***** DATASET ENTRIES

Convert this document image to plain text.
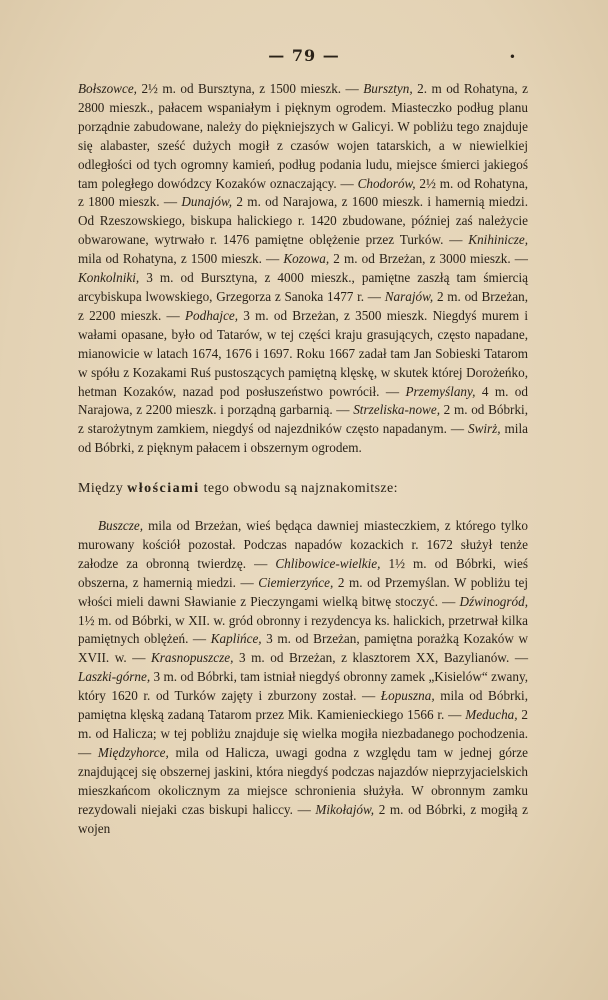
— 79 —	•

Bołszowce, 2½ m. od Bursztyna, z 1500 mieszk. — Bursztyn, 2. m od Rohatyna, z 2800 mieszk., pałacem wspaniałym i pięknym ogrodem. Miasteczko podług planu porządnie zabudowane, należy do piękniejszych w Galicyi. W pobliżu tego znajduje się alabaster, sześć dużych mogił z czasów wojen tatarskich, a w niewielkiej odległości od tych ogromny kamień, podług podania ludu, miejsce śmierci jakiegoś tam poległego dowódzcy Kozaków oznaczający. — Chodorów, 2½ m. od Rohatyna, z 1800 mieszk. — Dunajów, 2 m. od Narajowa, z 1600 mieszk. i hamernią miedzi. Od Rzeszowskiego, biskupa halickiego r. 1420 zbudowane, później zaś należycie obwarowane, wytrwało r. 1476 pamiętne oblężenie przez Turków. — Knihinicze, mila od Rohatyna, z 1500 mieszk. — Kozowa, 2 m. od Brzeżan, z 3000 mieszk. — Konkolniki, 3 m. od Bursztyna, z 4000 mieszk., pamiętne zaszłą tam śmiercią arcybiskupa lwowskiego, Grzegorza z Sanoka 1477 r. — Narajów, 2 m. od Brzeżan, z 2200 mieszk. — Podhajce, 3 m. od Brzeżan, z 3500 mieszk. Niegdyś murem i wałami opasane, było od Tatarów, w tej części kraju grasujących, często napadane, mianowicie w latach 1674, 1676 i 1697. Roku 1667 zadał tam Jan Sobieski Tatarom w spółu z Kozakami Ruś pustoszących pamiętną klęskę, w skutek której Dorożeńko, hetman Kozaków, nazad pod posłuszeństwo powrócił. — Przemyślany, 4 m. od Narajowa, z 2200 mieszk. i porządną garbarnią. — Strzeliska-nowe, 2 m. od Bóbrki, z starożytnym zamkiem, niegdyś od najezdników często napadanym. — Swirż, mila od Bóbrki, z pięknym pałacem i obszernym ogrodem.

Między włościami tego obwodu są najznakomitsze:

Buszcze, mila od Brzeżan, wieś będąca dawniej miasteczkiem, z którego tylko murowany kościół pozostał. Podczas napadów kozackich r. 1672 służył tenże załodze za obronną twierdzę. — Chlibowice-wielkie, 1½ m. od Bóbrki, wieś obszerna, z hamernią miedzi. — Ciemierzyńce, 2 m. od Przemyślan. W pobliżu tej włości mieli dawni Sławianie z Pieczyngami wielką bitwę stoczyć. — Dźwinogród, 1½ m. od Bóbrki, w XII. w. gród obronny i rezydencya ks. halickich, przetrwał kilka pamiętnych oblężeń. — Kaplińce, 3 m. od Brzeżan, pamiętna porażką Kozaków w XVII. w. — Krasnopuszcze, 3 m. od Brzeżan, z klasztorem XX, Bazylianów. — Laszki-górne, 3 m. od Bóbrki, tam istniał niegdyś obronny zamek „Kisielów“ zwany, który 1620 r. od Turków zajęty i zburzony został. — Łopuszna, mila od Bóbrki, pamiętna klęską zadaną Tatarom przez Mik. Kamienieckiego 1566 r. — Meducha, 2 m. od Halicza; w tej pobliżu znajduje się wielka mogiła niezbadanego pochodzenia. — Międzyhorce, mila od Halicza, uwagi godna z względu tam w jednej górze znajdującej się obszernej jaskini, która niegdyś podczas najazdów nieprzyjacielskich mieszkańcom okolicznym za miejsce schronienia służyła. W obronnym zamku rezydowali niejaki czas biskupi haliccy. — Mikołajów, 2 m. od Bóbrki, z mogiłą z wojen
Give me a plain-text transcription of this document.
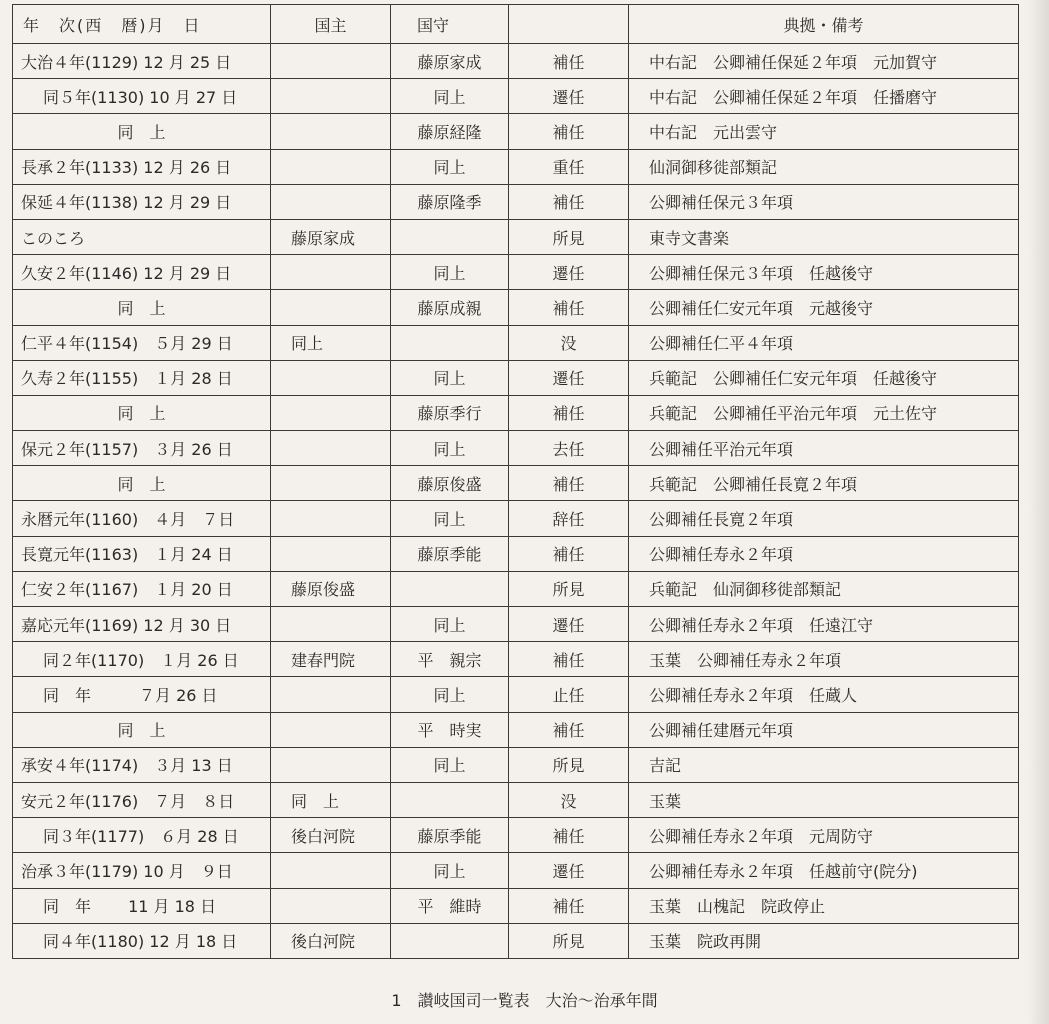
年　次(西　暦)月　日	国主	国守		典拠・備考
大治４年(1129) 12 月 25 日		藤原家成	補任	中右記　公卿補任保延２年項　元加賀守
同５年(1130) 10 月 27 日		同上	遷任	中右記　公卿補任保延２年項　任播磨守
同　上		藤原経隆	補任	中右記　元出雲守
長承２年(1133) 12 月 26 日		同上	重任	仙洞御移徙部類記
保延４年(1138) 12 月 29 日		藤原隆季	補任	公卿補任保元３年項
このころ	藤原家成		所見	東寺文書楽
久安２年(1146) 12 月 29 日		同上	遷任	公卿補任保元３年項　任越後守
同　上		藤原成親	補任	公卿補任仁安元年項　元越後守
仁平４年(1154)　５月 29 日	同上		没	公卿補任仁平４年項
久寿２年(1155)　１月 28 日		同上	遷任	兵範記　公卿補任仁安元年項　任越後守
同　上		藤原季行	補任	兵範記　公卿補任平治元年項　元土佐守
保元２年(1157)　３月 26 日		同上	去任	公卿補任平治元年項
同　上		藤原俊盛	補任	兵範記　公卿補任長寛２年項
永暦元年(1160)　４月　７日		同上	辞任	公卿補任長寛２年項
長寛元年(1163)　１月 24 日		藤原季能	補任	公卿補任寿永２年項
仁安２年(1167)　１月 20 日	藤原俊盛		所見	兵範記　仙洞御移徙部類記
嘉応元年(1169) 12 月 30 日		同上	遷任	公卿補任寿永２年項　任遠江守
同２年(1170)　１月 26 日	建春門院	平　親宗	補任	玉葉　公卿補任寿永２年項
同　年　　　７月 26 日		同上	止任	公卿補任寿永２年項　任蔵人
同　上		平　時実	補任	公卿補任建暦元年項
承安４年(1174)　３月 13 日		同上	所見	吉記
安元２年(1176)　７月　８日	同　上		没	玉葉
同３年(1177)　６月 28 日	後白河院	藤原季能	補任	公卿補任寿永２年項　元周防守
治承３年(1179) 10 月　９日		同上	遷任	公卿補任寿永２年項　任越前守(院分)
同　年　　 11 月 18 日		平　維時	補任	玉葉　山槐記　院政停止
同４年(1180) 12 月 18 日	後白河院		所見	玉葉　院政再開
1　讃岐国司一覧表　大治～治承年間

**********

> WRITTEN INSTRUCTION
Reproduce each entry precisely. Leave the pictures out.

> WRITTEN SOLUTION
Convert this document image to plain text.
— 79 —	•

Bołszowce, 2½ m. od Bursztyna, z 1500 mieszk. — Bursztyn, 2. m od Rohatyna, z 2800 mieszk., pałacem wspaniałym i pięknym ogrodem. Miasteczko podług planu porządnie zabudowane, należy do piękniejszych w Galicyi. W pobliżu tego znajduje się alabaster, sześć dużych mogił z czasów wojen tatarskich, a w niewielkiej odległości od tych ogromny kamień, podług podania ludu, miejsce śmierci jakiegoś tam poległego dowódzcy Kozaków oznaczający. — Chodorów, 2½ m. od Rohatyna, z 1800 mieszk. — Dunajów, 2 m. od Narajowa, z 1600 mieszk. i hamernią miedzi. Od Rzeszowskiego, biskupa halickiego r. 1420 zbudowane, później zaś należycie obwarowane, wytrwało r. 1476 pamiętne oblężenie przez Turków. — Knihinicze, mila od Rohatyna, z 1500 mieszk. — Kozowa, 2 m. od Brzeżan, z 3000 mieszk. — Konkolniki, 3 m. od Bursztyna, z 4000 mieszk., pamiętne zaszłą tam śmiercią arcybiskupa lwowskiego, Grzegorza z Sanoka 1477 r. — Narajów, 2 m. od Brzeżan, z 2200 mieszk. — Podhajce, 3 m. od Brzeżan, z 3500 mieszk. Niegdyś murem i wałami opasane, było od Tatarów, w tej części kraju grasujących, często napadane, mianowicie w latach 1674, 1676 i 1697. Roku 1667 zadał tam Jan Sobieski Tatarom w spółu z Kozakami Ruś pustoszących pamiętną klęskę, w skutek której Dorożeńko, hetman Kozaków, nazad pod posłuszeństwo powrócił. — Przemyślany, 4 m. od Narajowa, z 2200 mieszk. i porządną garbarnią. — Strzeliska-nowe, 2 m. od Bóbrki, z starożytnym zamkiem, niegdyś od najezdników często napadanym. — Swirż, mila od Bóbrki, z pięknym pałacem i obszernym ogrodem.

Między włościami tego obwodu są najznakomitsze:

Buszcze, mila od Brzeżan, wieś będąca dawniej miasteczkiem, z którego tylko murowany kościół pozostał. Podczas napadów kozackich r. 1672 służył tenże załodze za obronną twierdzę. — Chlibowice-wielkie, 1½ m. od Bóbrki, wieś obszerna, z hamernią miedzi. — Ciemierzyńce, 2 m. od Przemyślan. W pobliżu tej włości mieli dawni Sławianie z Pieczyngami wielką bitwę stoczyć. — Dźwinogród, 1½ m. od Bóbrki, w XII. w. gród obronny i rezydencya ks. halickich, przetrwał kilka pamiętnych oblężeń. — Kaplińce, 3 m. od Brzeżan, pamiętna porażką Kozaków w XVII. w. — Krasnopuszcze, 3 m. od Brzeżan, z klasztorem XX, Bazylianów. — Laszki-górne, 3 m. od Bóbrki, tam istniał niegdyś obronny zamek „Kisielów“ zwany, który 1620 r. od Turków zajęty i zburzony został. — Łopuszna, mila od Bóbrki, pamiętna klęską zadaną Tatarom przez Mik. Kamienieckiego 1566 r. — Meducha, 2 m. od Halicza; w tej pobliżu znajduje się wielka mogiła niezbadanego pochodzenia. — Międzyhorce, mila od Halicza, uwagi godna z względu tam w jednej górze znajdującej się obszernej jaskini, która niegdyś podczas najazdów nieprzyjacielskich mieszkańcom okolicznym za miejsce schronienia służyła. W obronnym zamku rezydowali niejaki czas biskupi haliccy. — Mikołajów, 2 m. od Bóbrki, z mogiłą z wojen
Give me a plain-text transcription of this document.
年　次(西　暦)月　日	国主	国守		典拠・備考
大治４年(1129) 12 月 25 日		藤原家成	補任	中右記　公卿補任保延２年項　元加賀守
同５年(1130) 10 月 27 日		同上	遷任	中右記　公卿補任保延２年項　任播磨守
同　上		藤原経隆	補任	中右記　元出雲守
長承２年(1133) 12 月 26 日		同上	重任	仙洞御移徙部類記
保延４年(1138) 12 月 29 日		藤原隆季	補任	公卿補任保元３年項
このころ	藤原家成		所見	東寺文書楽
久安２年(1146) 12 月 29 日		同上	遷任	公卿補任保元３年項　任越後守
同　上		藤原成親	補任	公卿補任仁安元年項　元越後守
仁平４年(1154)　５月 29 日	同上		没	公卿補任仁平４年項
久寿２年(1155)　１月 28 日		同上	遷任	兵範記　公卿補任仁安元年項　任越後守
同　上		藤原季行	補任	兵範記　公卿補任平治元年項　元土佐守
保元２年(1157)　３月 26 日		同上	去任	公卿補任平治元年項
同　上		藤原俊盛	補任	兵範記　公卿補任長寛２年項
永暦元年(1160)　４月　７日		同上	辞任	公卿補任長寛２年項
長寛元年(1163)　１月 24 日		藤原季能	補任	公卿補任寿永２年項
仁安２年(1167)　１月 20 日	藤原俊盛		所見	兵範記　仙洞御移徙部類記
嘉応元年(1169) 12 月 30 日		同上	遷任	公卿補任寿永２年項　任遠江守
同２年(1170)　１月 26 日	建春門院	平　親宗	補任	玉葉　公卿補任寿永２年項
同　年　　　７月 26 日		同上	止任	公卿補任寿永２年項　任蔵人
同　上		平　時実	補任	公卿補任建暦元年項
承安４年(1174)　３月 13 日		同上	所見	吉記
安元２年(1176)　７月　８日	同　上		没	玉葉
同３年(1177)　６月 28 日	後白河院	藤原季能	補任	公卿補任寿永２年項　元周防守
治承３年(1179) 10 月　９日		同上	遷任	公卿補任寿永２年項　任越前守(院分)
同　年　　 11 月 18 日		平　維時	補任	玉葉　山槐記　院政停止
同４年(1180) 12 月 18 日	後白河院		所見	玉葉　院政再開
1　讃岐国司一覧表　大治～治承年間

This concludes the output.